[BEGIN Material]

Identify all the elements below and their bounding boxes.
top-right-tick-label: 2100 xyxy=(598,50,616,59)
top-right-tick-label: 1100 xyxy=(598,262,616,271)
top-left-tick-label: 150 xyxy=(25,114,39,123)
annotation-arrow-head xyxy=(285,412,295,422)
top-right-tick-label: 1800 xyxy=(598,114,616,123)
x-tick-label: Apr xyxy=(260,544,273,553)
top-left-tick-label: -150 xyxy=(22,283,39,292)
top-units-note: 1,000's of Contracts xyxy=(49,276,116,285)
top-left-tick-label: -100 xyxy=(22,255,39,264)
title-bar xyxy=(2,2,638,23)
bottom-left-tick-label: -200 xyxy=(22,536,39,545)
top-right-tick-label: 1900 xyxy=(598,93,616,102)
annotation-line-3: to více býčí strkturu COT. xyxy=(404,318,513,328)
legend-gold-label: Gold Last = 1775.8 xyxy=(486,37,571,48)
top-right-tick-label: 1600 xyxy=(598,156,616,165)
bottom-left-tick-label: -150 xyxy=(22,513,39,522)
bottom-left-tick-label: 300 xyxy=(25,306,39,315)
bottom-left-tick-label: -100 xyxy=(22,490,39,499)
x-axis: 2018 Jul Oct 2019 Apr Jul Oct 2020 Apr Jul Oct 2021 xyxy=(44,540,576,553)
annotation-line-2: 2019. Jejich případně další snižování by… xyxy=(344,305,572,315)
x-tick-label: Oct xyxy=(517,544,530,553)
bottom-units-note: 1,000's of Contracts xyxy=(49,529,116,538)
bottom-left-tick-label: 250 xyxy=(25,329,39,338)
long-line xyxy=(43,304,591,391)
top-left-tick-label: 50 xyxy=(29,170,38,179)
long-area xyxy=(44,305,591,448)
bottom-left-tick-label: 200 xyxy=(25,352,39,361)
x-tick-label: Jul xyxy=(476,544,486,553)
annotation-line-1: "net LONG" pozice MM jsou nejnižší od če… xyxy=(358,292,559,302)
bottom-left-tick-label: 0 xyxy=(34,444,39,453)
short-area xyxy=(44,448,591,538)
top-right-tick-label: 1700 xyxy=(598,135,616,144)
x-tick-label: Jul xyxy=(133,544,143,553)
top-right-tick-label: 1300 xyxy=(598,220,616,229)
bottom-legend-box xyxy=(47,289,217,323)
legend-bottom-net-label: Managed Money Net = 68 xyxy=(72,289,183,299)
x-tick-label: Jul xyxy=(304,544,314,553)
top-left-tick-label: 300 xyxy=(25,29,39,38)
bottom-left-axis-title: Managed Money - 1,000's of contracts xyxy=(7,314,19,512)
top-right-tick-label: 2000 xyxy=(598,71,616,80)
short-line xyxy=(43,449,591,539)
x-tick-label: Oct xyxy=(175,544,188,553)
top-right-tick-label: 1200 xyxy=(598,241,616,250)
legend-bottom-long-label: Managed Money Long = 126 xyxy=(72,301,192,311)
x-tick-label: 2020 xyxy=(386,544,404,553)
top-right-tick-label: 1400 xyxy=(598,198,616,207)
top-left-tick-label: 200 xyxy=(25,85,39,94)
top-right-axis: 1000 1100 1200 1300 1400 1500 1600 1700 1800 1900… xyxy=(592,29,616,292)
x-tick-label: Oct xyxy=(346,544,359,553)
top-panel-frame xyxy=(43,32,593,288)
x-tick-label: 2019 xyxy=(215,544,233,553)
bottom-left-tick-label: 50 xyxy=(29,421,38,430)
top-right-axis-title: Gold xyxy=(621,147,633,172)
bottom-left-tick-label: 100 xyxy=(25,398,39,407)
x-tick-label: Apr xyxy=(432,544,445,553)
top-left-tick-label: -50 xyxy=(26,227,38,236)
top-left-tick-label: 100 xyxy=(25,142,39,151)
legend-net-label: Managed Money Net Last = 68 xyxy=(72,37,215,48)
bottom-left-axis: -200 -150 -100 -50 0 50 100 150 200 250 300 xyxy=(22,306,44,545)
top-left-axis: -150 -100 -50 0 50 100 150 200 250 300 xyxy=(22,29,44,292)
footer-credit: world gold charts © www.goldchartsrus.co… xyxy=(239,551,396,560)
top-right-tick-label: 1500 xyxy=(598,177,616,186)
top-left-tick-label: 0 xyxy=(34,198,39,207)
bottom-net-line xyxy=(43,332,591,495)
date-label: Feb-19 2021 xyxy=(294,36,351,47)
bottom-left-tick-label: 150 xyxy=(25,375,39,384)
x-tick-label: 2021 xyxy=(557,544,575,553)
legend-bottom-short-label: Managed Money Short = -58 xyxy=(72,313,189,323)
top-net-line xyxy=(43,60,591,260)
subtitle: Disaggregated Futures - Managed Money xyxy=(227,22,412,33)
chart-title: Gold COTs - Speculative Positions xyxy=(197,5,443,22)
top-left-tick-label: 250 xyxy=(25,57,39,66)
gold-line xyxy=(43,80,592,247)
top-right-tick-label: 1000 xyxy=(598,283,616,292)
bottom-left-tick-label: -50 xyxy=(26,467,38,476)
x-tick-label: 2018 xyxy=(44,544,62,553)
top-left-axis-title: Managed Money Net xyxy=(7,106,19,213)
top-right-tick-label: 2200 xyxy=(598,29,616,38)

[END Material]

* What you will do: Can you recast the listing above as a Markdown table with two columns, No. and Entry, numbering each line and leaving out any blank lines?

* Response to the exercise:
| No. | Entry |
|---|---|
| 1 | Identify all the elements below and their bounding boxes. |
| 2 | top-right-tick-label: 2100 xyxy=(598,50,616,59) |
| 3 | top-right-tick-label: 1100 xyxy=(598,262,616,271) |
| 4 | top-left-tick-label: 150 xyxy=(25,114,39,123) |
| 5 | annotation-arrow-head xyxy=(285,412,295,422) |
| 6 | top-right-tick-label: 1800 xyxy=(598,114,616,123) |
| 7 | x-tick-label: Apr xyxy=(260,544,273,553) |
| 8 | top-left-tick-label: -150 xyxy=(22,283,39,292) |
| 9 | top-units-note: 1,000's of Contracts xyxy=(49,276,116,285) |
| 10 | top-left-tick-label: -100 xyxy=(22,255,39,264) |
| 11 | title-bar xyxy=(2,2,638,23) |
| 12 | bottom-left-tick-label: -200 xyxy=(22,536,39,545) |
| 13 | top-right-tick-label: 1900 xyxy=(598,93,616,102) |
| 14 | annotation-line-3: to více býčí strkturu COT. xyxy=(404,318,513,328) |
| 15 | legend-gold-label: Gold Last = 1775.8 xyxy=(486,37,571,48) |
| 16 | top-right-tick-label: 1600 xyxy=(598,156,616,165) |
| 17 | bottom-left-tick-label: -150 xyxy=(22,513,39,522) |
| 18 | bottom-left-tick-label: 300 xyxy=(25,306,39,315) |
| 19 | bottom-left-tick-label: -100 xyxy=(22,490,39,499) |
| 20 | x-axis: 2018 Jul Oct 2019 Apr Jul Oct 2020 Apr Jul Oct 2021 xyxy=(44,540,576,553) |
| 21 | annotation-line-2: 2019. Jejich případně další snižování by… xyxy=(344,305,572,315) |
| 22 | x-tick-label: Oct xyxy=(517,544,530,553) |
| 23 | bottom-units-note: 1,000's of Contracts xyxy=(49,529,116,538) |
| 24 | bottom-left-tick-label: 250 xyxy=(25,329,39,338) |
| 25 | long-line xyxy=(43,304,591,391) |
| 26 | top-left-tick-label: 50 xyxy=(29,170,38,179) |
| 27 | long-area xyxy=(44,305,591,448) |
| 28 | bottom-left-tick-label: 200 xyxy=(25,352,39,361) |
| 29 | x-tick-label: Jul xyxy=(476,544,486,553) |
| 30 | annotation-line-1: "net LONG" pozice MM jsou nejnižší od če… xyxy=(358,292,559,302) |
| 31 | bottom-left-tick-label: 0 xyxy=(34,444,39,453) |
| 32 | short-area xyxy=(44,448,591,538) |
| 33 | top-right-tick-label: 1700 xyxy=(598,135,616,144) |
| 34 | x-tick-label: Jul xyxy=(133,544,143,553) |
| 35 | top-right-tick-label: 1300 xyxy=(598,220,616,229) |
| 36 | bottom-legend-box xyxy=(47,289,217,323) |
| 37 | legend-bottom-net-label: Managed Money Net = 68 xyxy=(72,289,183,299) |
| 38 | x-tick-label: Jul xyxy=(304,544,314,553) |
| 39 | top-left-tick-label: 300 xyxy=(25,29,39,38) |
| 40 | bottom-left-axis-title: Managed Money - 1,000's of contracts xyxy=(7,314,19,512) |
| 41 | top-right-tick-label: 2000 xyxy=(598,71,616,80) |
| 42 | short-line xyxy=(43,449,591,539) |
| 43 | x-tick-label: Oct xyxy=(175,544,188,553) |
| 44 | top-right-tick-label: 1200 xyxy=(598,241,616,250) |
| 45 | legend-bottom-long-label: Managed Money Long = 126 xyxy=(72,301,192,311) |
| 46 | x-tick-label: 2020 xyxy=(386,544,404,553) |
| 47 | top-right-tick-label: 1400 xyxy=(598,198,616,207) |
| 48 | top-left-tick-label: 200 xyxy=(25,85,39,94) |
| 49 | top-right-axis: 1000 1100 1200 1300 1400 1500 1600 1700 1800 1900… xyxy=(592,29,616,292) |
| 50 | x-tick-label: Oct xyxy=(346,544,359,553) |
| 51 | top-panel-frame xyxy=(43,32,593,288) |
| 52 | x-tick-label: 2019 xyxy=(215,544,233,553) |
| 53 | bottom-left-tick-label: 50 xyxy=(29,421,38,430) |
| 54 | top-right-axis-title: Gold xyxy=(621,147,633,172) |
| 55 | bottom-left-tick-label: 100 xyxy=(25,398,39,407) |
| 56 | x-tick-label: Apr xyxy=(432,544,445,553) |
| 57 | top-left-tick-label: -50 xyxy=(26,227,38,236) |
| 58 | top-left-tick-label: 100 xyxy=(25,142,39,151) |
| 59 | legend-net-label: Managed Money Net Last = 68 xyxy=(72,37,215,48) |
| 60 | bottom-left-axis: -200 -150 -100 -50 0 50 100 150 200 250 300 xyxy=(22,306,44,545) |
| 61 | top-left-axis: -150 -100 -50 0 50 100 150 200 250 300 xyxy=(22,29,44,292) |
| 62 | footer-credit: world gold charts © www.goldchartsrus.co… xyxy=(239,551,396,560) |
| 63 | top-right-tick-label: 1500 xyxy=(598,177,616,186) |
| 64 | top-left-tick-label: 0 xyxy=(34,198,39,207) |
| 65 | bottom-net-line xyxy=(43,332,591,495) |
| 66 | date-label: Feb-19 2021 xyxy=(294,36,351,47) |
| 67 | bottom-left-tick-label: 150 xyxy=(25,375,39,384) |
| 68 | x-tick-label: 2021 xyxy=(557,544,575,553) |
| 69 | legend-bottom-short-label: Managed Money Short = -58 xyxy=(72,313,189,323) |
| 70 | top-net-line xyxy=(43,60,591,260) |
| 71 | subtitle: Disaggregated Futures - Managed Money xyxy=(227,22,412,33) |
| 72 | chart-title: Gold COTs - Speculative Positions xyxy=(197,5,443,22) |
| 73 | top-left-tick-label: 250 xyxy=(25,57,39,66) |
| 74 | gold-line xyxy=(43,80,592,247) |
| 75 | top-right-tick-label: 1000 xyxy=(598,283,616,292) |
| 76 | bottom-left-tick-label: -50 xyxy=(26,467,38,476) |
| 77 | x-tick-label: 2018 xyxy=(44,544,62,553) |
| 78 | top-left-axis-title: Managed Money Net xyxy=(7,106,19,213) |
| 79 | top-right-tick-label: 2200 xyxy=(598,29,616,38) |